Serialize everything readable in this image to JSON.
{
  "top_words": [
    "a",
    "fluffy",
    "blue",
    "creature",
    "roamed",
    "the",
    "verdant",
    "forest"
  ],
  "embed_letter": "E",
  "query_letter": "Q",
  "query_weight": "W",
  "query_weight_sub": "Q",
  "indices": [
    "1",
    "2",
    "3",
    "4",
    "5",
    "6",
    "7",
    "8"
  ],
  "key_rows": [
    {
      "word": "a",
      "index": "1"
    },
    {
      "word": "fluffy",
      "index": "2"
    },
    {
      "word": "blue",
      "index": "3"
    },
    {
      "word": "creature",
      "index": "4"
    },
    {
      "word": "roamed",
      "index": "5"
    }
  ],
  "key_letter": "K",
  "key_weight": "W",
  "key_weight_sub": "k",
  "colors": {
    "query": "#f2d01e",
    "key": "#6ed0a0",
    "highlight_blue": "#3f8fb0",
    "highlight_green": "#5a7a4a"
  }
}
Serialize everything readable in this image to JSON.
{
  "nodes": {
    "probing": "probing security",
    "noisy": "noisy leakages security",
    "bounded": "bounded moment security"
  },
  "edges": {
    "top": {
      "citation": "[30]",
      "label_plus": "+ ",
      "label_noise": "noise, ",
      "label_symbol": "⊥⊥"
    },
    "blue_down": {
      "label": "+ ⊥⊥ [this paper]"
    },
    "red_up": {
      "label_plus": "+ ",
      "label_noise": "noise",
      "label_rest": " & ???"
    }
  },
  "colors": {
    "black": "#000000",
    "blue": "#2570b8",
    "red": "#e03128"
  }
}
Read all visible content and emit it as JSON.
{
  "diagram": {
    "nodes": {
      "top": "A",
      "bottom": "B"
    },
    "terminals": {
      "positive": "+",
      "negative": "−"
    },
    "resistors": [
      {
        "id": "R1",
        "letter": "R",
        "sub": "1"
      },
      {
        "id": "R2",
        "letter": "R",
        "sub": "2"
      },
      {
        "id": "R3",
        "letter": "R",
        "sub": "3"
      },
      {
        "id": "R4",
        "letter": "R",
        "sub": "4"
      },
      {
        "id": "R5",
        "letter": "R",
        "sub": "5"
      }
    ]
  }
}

####################

◆ Work to do
Go through the entries and repeat each one exactly.

◆ Full response
Serialize everything readable in this image to JSON.
{
  "top_words": [
    "a",
    "fluffy",
    "blue",
    "creature",
    "roamed",
    "the",
    "verdant",
    "forest"
  ],
  "embed_letter": "E",
  "query_letter": "Q",
  "query_weight": "W",
  "query_weight_sub": "Q",
  "indices": [
    "1",
    "2",
    "3",
    "4",
    "5",
    "6",
    "7",
    "8"
  ],
  "key_rows": [
    {
      "word": "a",
      "index": "1"
    },
    {
      "word": "fluffy",
      "index": "2"
    },
    {
      "word": "blue",
      "index": "3"
    },
    {
      "word": "creature",
      "index": "4"
    },
    {
      "word": "roamed",
      "index": "5"
    }
  ],
  "key_letter": "K",
  "key_weight": "W",
  "key_weight_sub": "k",
  "colors": {
    "query": "#f2d01e",
    "key": "#6ed0a0",
    "highlight_blue": "#3f8fb0",
    "highlight_green": "#5a7a4a"
  }
}
Serialize everything readable in this image to JSON.
{
  "nodes": {
    "probing": "probing security",
    "noisy": "noisy leakages security",
    "bounded": "bounded moment security"
  },
  "edges": {
    "top": {
      "citation": "[30]",
      "label_plus": "+ ",
      "label_noise": "noise, ",
      "label_symbol": "⊥⊥"
    },
    "blue_down": {
      "label": "+ ⊥⊥ [this paper]"
    },
    "red_up": {
      "label_plus": "+ ",
      "label_noise": "noise",
      "label_rest": " & ???"
    }
  },
  "colors": {
    "black": "#000000",
    "blue": "#2570b8",
    "red": "#e03128"
  }
}
Read all visible content and emit it as JSON.
{
  "diagram": {
    "nodes": {
      "top": "A",
      "bottom": "B"
    },
    "terminals": {
      "positive": "+",
      "negative": "−"
    },
    "resistors": [
      {
        "id": "R1",
        "letter": "R",
        "sub": "1"
      },
      {
        "id": "R2",
        "letter": "R",
        "sub": "2"
      },
      {
        "id": "R3",
        "letter": "R",
        "sub": "3"
      },
      {
        "id": "R4",
        "letter": "R",
        "sub": "4"
      },
      {
        "id": "R5",
        "letter": "R",
        "sub": "5"
      }
    ]
  }
}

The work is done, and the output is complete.